Copy the data below exactly.

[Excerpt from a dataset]
___

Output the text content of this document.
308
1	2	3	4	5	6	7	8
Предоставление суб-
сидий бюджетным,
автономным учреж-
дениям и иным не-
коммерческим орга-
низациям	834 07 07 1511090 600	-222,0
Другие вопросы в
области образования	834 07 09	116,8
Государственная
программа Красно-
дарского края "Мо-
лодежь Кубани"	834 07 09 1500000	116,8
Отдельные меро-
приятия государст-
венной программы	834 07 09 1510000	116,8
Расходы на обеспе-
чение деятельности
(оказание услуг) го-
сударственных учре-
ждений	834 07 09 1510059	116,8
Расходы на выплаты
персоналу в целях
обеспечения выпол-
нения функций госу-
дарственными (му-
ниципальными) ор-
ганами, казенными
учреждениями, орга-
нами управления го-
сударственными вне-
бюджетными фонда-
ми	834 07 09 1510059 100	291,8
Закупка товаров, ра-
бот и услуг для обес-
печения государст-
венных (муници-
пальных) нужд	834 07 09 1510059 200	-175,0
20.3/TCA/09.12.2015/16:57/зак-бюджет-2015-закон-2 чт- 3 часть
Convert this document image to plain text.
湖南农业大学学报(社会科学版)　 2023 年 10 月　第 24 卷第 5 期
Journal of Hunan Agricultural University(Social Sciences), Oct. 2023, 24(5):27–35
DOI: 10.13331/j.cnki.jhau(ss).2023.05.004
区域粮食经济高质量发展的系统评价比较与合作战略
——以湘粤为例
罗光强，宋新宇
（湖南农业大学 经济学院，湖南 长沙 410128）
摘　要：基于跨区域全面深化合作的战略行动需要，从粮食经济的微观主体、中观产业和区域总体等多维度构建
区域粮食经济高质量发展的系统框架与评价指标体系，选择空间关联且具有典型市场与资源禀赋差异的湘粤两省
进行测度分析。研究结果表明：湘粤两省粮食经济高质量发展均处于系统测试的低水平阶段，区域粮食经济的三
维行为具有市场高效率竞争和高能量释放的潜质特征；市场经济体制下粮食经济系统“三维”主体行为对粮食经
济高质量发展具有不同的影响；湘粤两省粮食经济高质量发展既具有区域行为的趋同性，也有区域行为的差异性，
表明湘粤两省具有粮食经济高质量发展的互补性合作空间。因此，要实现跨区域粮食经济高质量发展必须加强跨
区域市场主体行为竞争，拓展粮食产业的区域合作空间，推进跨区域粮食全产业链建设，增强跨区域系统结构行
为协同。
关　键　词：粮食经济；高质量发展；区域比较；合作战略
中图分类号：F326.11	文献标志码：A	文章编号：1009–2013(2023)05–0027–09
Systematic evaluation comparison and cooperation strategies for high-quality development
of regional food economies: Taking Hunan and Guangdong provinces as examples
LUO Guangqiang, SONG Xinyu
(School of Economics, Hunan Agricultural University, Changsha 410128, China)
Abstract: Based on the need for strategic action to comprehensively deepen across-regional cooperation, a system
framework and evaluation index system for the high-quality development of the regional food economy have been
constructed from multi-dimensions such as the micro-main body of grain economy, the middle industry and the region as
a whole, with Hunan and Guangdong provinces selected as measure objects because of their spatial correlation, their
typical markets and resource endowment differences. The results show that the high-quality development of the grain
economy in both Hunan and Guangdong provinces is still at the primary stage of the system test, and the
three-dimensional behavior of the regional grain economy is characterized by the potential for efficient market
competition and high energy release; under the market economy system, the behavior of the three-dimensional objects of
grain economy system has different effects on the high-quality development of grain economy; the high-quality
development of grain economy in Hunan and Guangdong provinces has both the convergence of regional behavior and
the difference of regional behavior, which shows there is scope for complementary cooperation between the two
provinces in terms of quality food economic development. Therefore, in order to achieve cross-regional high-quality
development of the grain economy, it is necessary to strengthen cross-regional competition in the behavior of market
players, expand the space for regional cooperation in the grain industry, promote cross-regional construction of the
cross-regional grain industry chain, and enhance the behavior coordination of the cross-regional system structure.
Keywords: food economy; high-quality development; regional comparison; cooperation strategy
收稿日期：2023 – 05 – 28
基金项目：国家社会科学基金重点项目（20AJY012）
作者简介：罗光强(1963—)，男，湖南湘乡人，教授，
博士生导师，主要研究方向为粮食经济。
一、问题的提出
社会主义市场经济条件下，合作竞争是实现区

___

CORRECT OUTPUT:
Output the text content of this document.
308
1	2	3	4	5	6	7	8
Предоставление суб-
сидий бюджетным,
автономным учреж-
дениям и иным не-
коммерческим орга-
низациям	834 07 07 1511090 600	-222,0
Другие вопросы в
области образования	834 07 09	116,8
Государственная
программа Красно-
дарского края "Мо-
лодежь Кубани"	834 07 09 1500000	116,8
Отдельные меро-
приятия государст-
венной программы	834 07 09 1510000	116,8
Расходы на обеспе-
чение деятельности
(оказание услуг) го-
сударственных учре-
ждений	834 07 09 1510059	116,8
Расходы на выплаты
персоналу в целях
обеспечения выпол-
нения функций госу-
дарственными (му-
ниципальными) ор-
ганами, казенными
учреждениями, орга-
нами управления го-
сударственными вне-
бюджетными фонда-
ми	834 07 09 1510059 100	291,8
Закупка товаров, ра-
бот и услуг для обес-
печения государст-
венных (муници-
пальных) нужд	834 07 09 1510059 200	-175,0
20.3/TCA/09.12.2015/16:57/зак-бюджет-2015-закон-2 чт- 3 часть
Convert this document image to plain text.
湖南农业大学学报(社会科学版)　 2023 年 10 月　第 24 卷第 5 期
Journal of Hunan Agricultural University(Social Sciences), Oct. 2023, 24(5):27–35
DOI: 10.13331/j.cnki.jhau(ss).2023.05.004
区域粮食经济高质量发展的系统评价比较与合作战略
——以湘粤为例
罗光强，宋新宇
（湖南农业大学 经济学院，湖南 长沙 410128）
摘　要：基于跨区域全面深化合作的战略行动需要，从粮食经济的微观主体、中观产业和区域总体等多维度构建
区域粮食经济高质量发展的系统框架与评价指标体系，选择空间关联且具有典型市场与资源禀赋差异的湘粤两省
进行测度分析。研究结果表明：湘粤两省粮食经济高质量发展均处于系统测试的低水平阶段，区域粮食经济的三
维行为具有市场高效率竞争和高能量释放的潜质特征；市场经济体制下粮食经济系统“三维”主体行为对粮食经
济高质量发展具有不同的影响；湘粤两省粮食经济高质量发展既具有区域行为的趋同性，也有区域行为的差异性，
表明湘粤两省具有粮食经济高质量发展的互补性合作空间。因此，要实现跨区域粮食经济高质量发展必须加强跨
区域市场主体行为竞争，拓展粮食产业的区域合作空间，推进跨区域粮食全产业链建设，增强跨区域系统结构行
为协同。
关　键　词：粮食经济；高质量发展；区域比较；合作战略
中图分类号：F326.11	文献标志码：A	文章编号：1009–2013(2023)05–0027–09
Systematic evaluation comparison and cooperation strategies for high-quality development
of regional food economies: Taking Hunan and Guangdong provinces as examples
LUO Guangqiang, SONG Xinyu
(School of Economics, Hunan Agricultural University, Changsha 410128, China)
Abstract: Based on the need for strategic action to comprehensively deepen across-regional cooperation, a system
framework and evaluation index system for the high-quality development of the regional food economy have been
constructed from multi-dimensions such as the micro-main body of grain economy, the middle industry and the region as
a whole, with Hunan and Guangdong provinces selected as measure objects because of their spatial correlation, their
typical markets and resource endowment differences. The results show that the high-quality development of the grain
economy in both Hunan and Guangdong provinces is still at the primary stage of the system test, and the
three-dimensional behavior of the regional grain economy is characterized by the potential for efficient market
competition and high energy release; under the market economy system, the behavior of the three-dimensional objects of
grain economy system has different effects on the high-quality development of grain economy; the high-quality
development of grain economy in Hunan and Guangdong provinces has both the convergence of regional behavior and
the difference of regional behavior, which shows there is scope for complementary cooperation between the two
provinces in terms of quality food economic development. Therefore, in order to achieve cross-regional high-quality
development of the grain economy, it is necessary to strengthen cross-regional competition in the behavior of market
players, expand the space for regional cooperation in the grain industry, promote cross-regional construction of the
cross-regional grain industry chain, and enhance the behavior coordination of the cross-regional system structure.
Keywords: food economy; high-quality development; regional comparison; cooperation strategy
收稿日期：2023 – 05 – 28
基金项目：国家社会科学基金重点项目（20AJY012）
作者简介：罗光强(1963—)，男，湖南湘乡人，教授，
博士生导师，主要研究方向为粮食经济。
一、问题的提出
社会主义市场经济条件下，合作竞争是实现区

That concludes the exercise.